[Raw data start]
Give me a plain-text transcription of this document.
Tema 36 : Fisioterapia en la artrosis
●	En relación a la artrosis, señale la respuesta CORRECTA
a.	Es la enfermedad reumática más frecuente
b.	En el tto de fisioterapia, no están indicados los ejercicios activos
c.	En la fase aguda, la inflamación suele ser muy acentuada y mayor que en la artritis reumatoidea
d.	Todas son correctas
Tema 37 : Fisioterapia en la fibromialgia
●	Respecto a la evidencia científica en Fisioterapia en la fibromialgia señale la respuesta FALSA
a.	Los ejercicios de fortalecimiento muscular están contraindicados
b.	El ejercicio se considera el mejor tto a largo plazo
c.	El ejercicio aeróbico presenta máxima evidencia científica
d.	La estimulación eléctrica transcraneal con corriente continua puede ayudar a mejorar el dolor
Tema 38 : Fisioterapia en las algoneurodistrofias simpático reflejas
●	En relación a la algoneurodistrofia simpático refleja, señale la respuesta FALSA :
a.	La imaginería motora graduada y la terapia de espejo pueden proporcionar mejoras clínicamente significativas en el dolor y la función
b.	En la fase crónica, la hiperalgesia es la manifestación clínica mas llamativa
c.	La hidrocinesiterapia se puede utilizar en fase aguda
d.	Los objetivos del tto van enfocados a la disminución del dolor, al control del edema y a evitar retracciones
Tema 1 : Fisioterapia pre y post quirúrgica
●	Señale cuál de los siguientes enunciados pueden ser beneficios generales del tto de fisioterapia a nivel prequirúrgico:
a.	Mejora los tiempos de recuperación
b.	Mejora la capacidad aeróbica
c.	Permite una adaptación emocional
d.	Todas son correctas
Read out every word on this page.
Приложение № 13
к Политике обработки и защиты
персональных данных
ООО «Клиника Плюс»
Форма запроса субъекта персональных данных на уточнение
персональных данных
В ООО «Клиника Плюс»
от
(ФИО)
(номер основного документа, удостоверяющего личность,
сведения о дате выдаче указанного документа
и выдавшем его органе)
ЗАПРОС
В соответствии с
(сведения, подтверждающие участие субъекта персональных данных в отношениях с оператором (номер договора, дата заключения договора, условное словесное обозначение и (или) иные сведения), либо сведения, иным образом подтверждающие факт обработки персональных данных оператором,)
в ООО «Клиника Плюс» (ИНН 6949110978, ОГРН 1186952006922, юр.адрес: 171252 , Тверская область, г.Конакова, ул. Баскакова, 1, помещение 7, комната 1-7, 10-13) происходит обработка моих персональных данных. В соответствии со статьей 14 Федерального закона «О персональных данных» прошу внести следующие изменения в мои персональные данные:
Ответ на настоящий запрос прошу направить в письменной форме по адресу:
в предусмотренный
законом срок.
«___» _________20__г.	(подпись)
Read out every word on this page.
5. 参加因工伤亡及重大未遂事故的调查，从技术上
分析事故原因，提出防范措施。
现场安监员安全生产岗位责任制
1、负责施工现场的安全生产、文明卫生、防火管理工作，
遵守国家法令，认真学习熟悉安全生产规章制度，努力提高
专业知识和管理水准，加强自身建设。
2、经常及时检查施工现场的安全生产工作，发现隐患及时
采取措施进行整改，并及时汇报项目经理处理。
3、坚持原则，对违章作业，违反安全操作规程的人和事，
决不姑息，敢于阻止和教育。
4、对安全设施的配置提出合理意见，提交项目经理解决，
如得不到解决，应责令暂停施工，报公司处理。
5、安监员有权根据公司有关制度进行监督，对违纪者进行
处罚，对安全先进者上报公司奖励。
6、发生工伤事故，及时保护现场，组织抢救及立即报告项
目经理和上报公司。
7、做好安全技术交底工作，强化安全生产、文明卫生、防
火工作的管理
[Raw data end]
- _The problem_: In the records above, locate the lines holding the word "respuesta". Copy each of them.

- _Complete answer_:
●	En relación a la artrosis, señale la respuesta CORRECTA
●	Respecto a la evidencia científica en Fisioterapia en la fibromialgia señale la respuesta FALSA
●	En relación a la algoneurodistrofia simpático refleja, señale la respuesta FALSA :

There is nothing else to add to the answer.